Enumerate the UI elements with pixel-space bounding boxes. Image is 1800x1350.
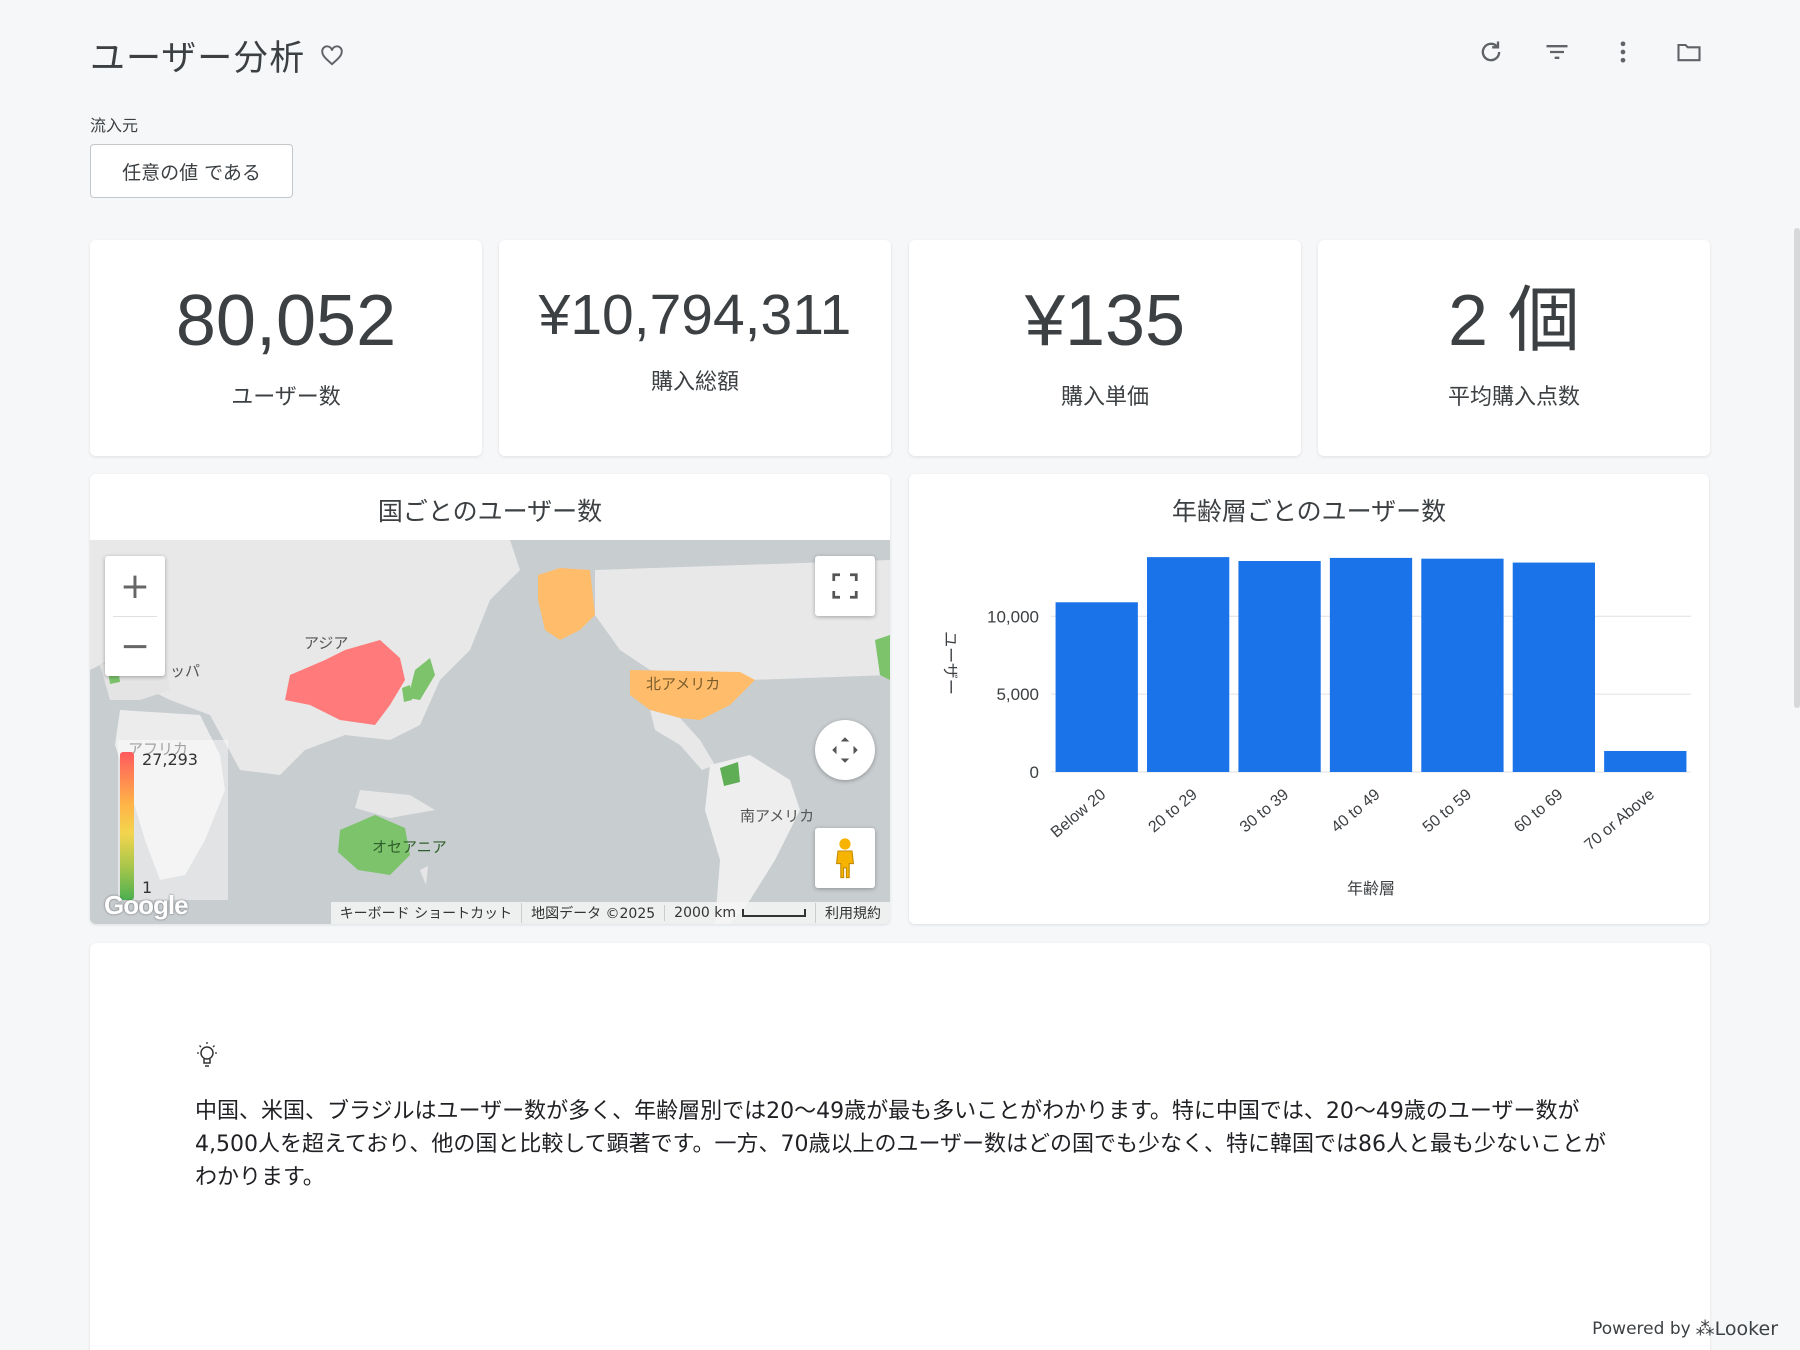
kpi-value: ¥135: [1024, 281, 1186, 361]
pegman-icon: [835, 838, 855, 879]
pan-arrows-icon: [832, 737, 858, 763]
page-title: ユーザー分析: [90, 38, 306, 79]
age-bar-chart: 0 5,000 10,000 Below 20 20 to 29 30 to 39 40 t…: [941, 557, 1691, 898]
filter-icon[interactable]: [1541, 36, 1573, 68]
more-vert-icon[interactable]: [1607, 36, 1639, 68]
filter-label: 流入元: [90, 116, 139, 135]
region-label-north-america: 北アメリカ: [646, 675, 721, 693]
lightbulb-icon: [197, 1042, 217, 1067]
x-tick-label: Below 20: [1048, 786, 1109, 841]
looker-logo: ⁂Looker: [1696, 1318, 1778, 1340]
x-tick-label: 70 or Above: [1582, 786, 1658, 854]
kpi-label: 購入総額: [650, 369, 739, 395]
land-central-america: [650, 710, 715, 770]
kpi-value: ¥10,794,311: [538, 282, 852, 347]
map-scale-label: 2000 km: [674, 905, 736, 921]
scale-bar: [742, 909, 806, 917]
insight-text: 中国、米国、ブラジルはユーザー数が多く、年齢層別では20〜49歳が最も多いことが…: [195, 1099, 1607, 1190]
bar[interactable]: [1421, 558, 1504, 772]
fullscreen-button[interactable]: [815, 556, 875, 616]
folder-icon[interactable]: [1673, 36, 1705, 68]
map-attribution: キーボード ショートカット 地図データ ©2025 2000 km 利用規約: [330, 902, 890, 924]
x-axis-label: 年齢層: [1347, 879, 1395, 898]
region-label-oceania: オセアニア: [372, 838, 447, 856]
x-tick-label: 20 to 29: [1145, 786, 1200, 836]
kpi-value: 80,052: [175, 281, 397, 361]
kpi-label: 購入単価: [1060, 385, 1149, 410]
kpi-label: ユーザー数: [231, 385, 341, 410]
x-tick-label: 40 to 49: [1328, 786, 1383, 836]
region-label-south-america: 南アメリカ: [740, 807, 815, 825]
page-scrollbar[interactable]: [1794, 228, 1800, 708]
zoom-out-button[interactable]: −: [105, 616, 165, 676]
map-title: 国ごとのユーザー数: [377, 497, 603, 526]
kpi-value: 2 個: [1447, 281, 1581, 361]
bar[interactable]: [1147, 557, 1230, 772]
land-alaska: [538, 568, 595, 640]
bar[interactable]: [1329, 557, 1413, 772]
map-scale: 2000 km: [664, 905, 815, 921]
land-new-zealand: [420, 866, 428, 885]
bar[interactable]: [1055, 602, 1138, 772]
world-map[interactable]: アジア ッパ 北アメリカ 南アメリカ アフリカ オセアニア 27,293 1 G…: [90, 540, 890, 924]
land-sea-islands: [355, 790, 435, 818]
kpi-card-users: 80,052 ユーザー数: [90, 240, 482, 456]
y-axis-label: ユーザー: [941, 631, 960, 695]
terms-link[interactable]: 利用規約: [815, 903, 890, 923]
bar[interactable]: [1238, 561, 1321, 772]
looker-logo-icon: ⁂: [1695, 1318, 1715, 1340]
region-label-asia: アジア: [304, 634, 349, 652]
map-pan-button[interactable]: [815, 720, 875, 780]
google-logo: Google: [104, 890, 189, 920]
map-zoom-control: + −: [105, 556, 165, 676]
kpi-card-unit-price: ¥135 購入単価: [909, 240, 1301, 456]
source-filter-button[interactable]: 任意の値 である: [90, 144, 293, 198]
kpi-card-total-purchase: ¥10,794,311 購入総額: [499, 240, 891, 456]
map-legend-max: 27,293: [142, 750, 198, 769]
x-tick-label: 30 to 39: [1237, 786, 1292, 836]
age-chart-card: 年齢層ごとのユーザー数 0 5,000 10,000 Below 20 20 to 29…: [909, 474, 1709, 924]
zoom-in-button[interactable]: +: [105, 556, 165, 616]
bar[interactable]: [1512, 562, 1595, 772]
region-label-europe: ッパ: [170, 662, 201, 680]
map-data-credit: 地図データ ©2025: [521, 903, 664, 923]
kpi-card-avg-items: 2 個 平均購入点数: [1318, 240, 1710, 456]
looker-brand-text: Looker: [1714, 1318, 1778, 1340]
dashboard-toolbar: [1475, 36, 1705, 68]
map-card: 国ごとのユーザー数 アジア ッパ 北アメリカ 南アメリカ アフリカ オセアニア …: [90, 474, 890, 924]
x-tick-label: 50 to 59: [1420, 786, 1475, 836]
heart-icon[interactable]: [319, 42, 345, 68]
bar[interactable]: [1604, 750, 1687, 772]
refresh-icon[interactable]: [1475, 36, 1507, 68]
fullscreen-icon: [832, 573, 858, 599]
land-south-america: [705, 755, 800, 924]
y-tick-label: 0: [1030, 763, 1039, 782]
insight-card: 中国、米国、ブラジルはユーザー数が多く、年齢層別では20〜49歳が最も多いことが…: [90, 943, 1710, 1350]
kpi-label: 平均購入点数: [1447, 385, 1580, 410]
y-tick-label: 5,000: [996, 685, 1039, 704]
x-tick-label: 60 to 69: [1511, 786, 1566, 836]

---------------

Could you retype all of the rows above character for character, leaving out the pictures?

Enumerate the UI elements with pixel-space bounding boxes. Image is 1800x1350.
kpi-value: ¥135: [1024, 281, 1186, 361]
pegman-icon: [835, 838, 855, 879]
pan-arrows-icon: [832, 737, 858, 763]
page-title: ユーザー分析: [90, 38, 306, 79]
age-bar-chart: 0 5,000 10,000 Below 20 20 to 29 30 to 39 40 t…: [941, 557, 1691, 898]
filter-icon[interactable]: [1541, 36, 1573, 68]
more-vert-icon[interactable]: [1607, 36, 1639, 68]
filter-label: 流入元: [90, 116, 139, 135]
region-label-north-america: 北アメリカ: [646, 675, 721, 693]
lightbulb-icon: [197, 1042, 217, 1067]
x-tick-label: Below 20: [1048, 786, 1109, 841]
looker-logo: ⁂Looker: [1696, 1318, 1778, 1340]
x-tick-label: 70 or Above: [1582, 786, 1658, 854]
kpi-label: 購入総額: [650, 369, 739, 395]
land-central-america: [650, 710, 715, 770]
kpi-value: ¥10,794,311: [538, 282, 852, 347]
map-scale-label: 2000 km: [674, 905, 736, 921]
scale-bar: [742, 909, 806, 917]
insight-text: 中国、米国、ブラジルはユーザー数が多く、年齢層別では20〜49歳が最も多いことが…: [195, 1099, 1607, 1190]
bar[interactable]: [1421, 558, 1504, 772]
fullscreen-button[interactable]: [815, 556, 875, 616]
folder-icon[interactable]: [1673, 36, 1705, 68]
map-attribution: キーボード ショートカット 地図データ ©2025 2000 km 利用規約: [330, 902, 890, 924]
x-axis-label: 年齢層: [1347, 879, 1395, 898]
region-label-oceania: オセアニア: [372, 838, 447, 856]
x-tick-label: 20 to 29: [1145, 786, 1200, 836]
kpi-value: 80,052: [175, 281, 397, 361]
kpi-label: 購入単価: [1060, 385, 1149, 410]
kpi-label: ユーザー数: [231, 385, 341, 410]
x-tick-label: 40 to 49: [1328, 786, 1383, 836]
region-label-south-america: 南アメリカ: [740, 807, 815, 825]
page-scrollbar[interactable]: [1794, 228, 1800, 708]
zoom-out-button[interactable]: −: [105, 616, 165, 676]
map-title: 国ごとのユーザー数: [377, 497, 603, 526]
kpi-value: 2 個: [1447, 281, 1581, 361]
bar[interactable]: [1147, 557, 1230, 772]
land-alaska: [538, 568, 595, 640]
bar[interactable]: [1329, 557, 1413, 772]
map-scale: 2000 km: [664, 905, 815, 921]
land-new-zealand: [420, 866, 428, 885]
bar[interactable]: [1055, 602, 1138, 772]
world-map[interactable]: アジア ッパ 北アメリカ 南アメリカ アフリカ オセアニア 27,293 1 G…: [90, 540, 890, 924]
land-sea-islands: [355, 790, 435, 818]
kpi-card-users: 80,052 ユーザー数: [90, 240, 482, 456]
y-axis-label: ユーザー: [941, 631, 960, 695]
terms-link[interactable]: 利用規約: [815, 903, 890, 923]
bar[interactable]: [1238, 561, 1321, 772]
looker-logo-icon: ⁂: [1695, 1318, 1715, 1340]
region-label-asia: アジア: [304, 634, 349, 652]
map-pan-button[interactable]: [815, 720, 875, 780]
google-logo: Google: [104, 890, 189, 920]
map-zoom-control: + −: [105, 556, 165, 676]
kpi-card-unit-price: ¥135 購入単価: [909, 240, 1301, 456]
source-filter-button[interactable]: 任意の値 である: [90, 144, 293, 198]
kpi-card-total-purchase: ¥10,794,311 購入総額: [499, 240, 891, 456]
map-legend-max: 27,293: [142, 750, 198, 769]
x-tick-label: 30 to 39: [1237, 786, 1292, 836]
age-chart-card: 年齢層ごとのユーザー数 0 5,000 10,000 Below 20 20 to 29…: [909, 474, 1709, 924]
zoom-in-button[interactable]: +: [105, 556, 165, 616]
bar[interactable]: [1512, 562, 1595, 772]
region-label-europe: ッパ: [170, 662, 201, 680]
map-data-credit: 地図データ ©2025: [521, 903, 664, 923]
kpi-card-avg-items: 2 個 平均購入点数: [1318, 240, 1710, 456]
looker-brand-text: Looker: [1714, 1318, 1778, 1340]
dashboard-toolbar: [1475, 36, 1705, 68]
map-card: 国ごとのユーザー数 アジア ッパ 北アメリカ 南アメリカ アフリカ オセアニア …: [90, 474, 890, 924]
x-tick-label: 50 to 59: [1420, 786, 1475, 836]
heart-icon[interactable]: [319, 42, 345, 68]
bar[interactable]: [1604, 750, 1687, 772]
refresh-icon[interactable]: [1475, 36, 1507, 68]
fullscreen-icon: [832, 573, 858, 599]
land-south-america: [705, 755, 800, 924]
y-tick-label: 0: [1030, 763, 1039, 782]
insight-card: 中国、米国、ブラジルはユーザー数が多く、年齢層別では20〜49歳が最も多いことが…: [90, 943, 1710, 1350]
kpi-label: 平均購入点数: [1447, 385, 1580, 410]
y-tick-label: 5,000: [996, 685, 1039, 704]
x-tick-label: 60 to 69: [1511, 786, 1566, 836]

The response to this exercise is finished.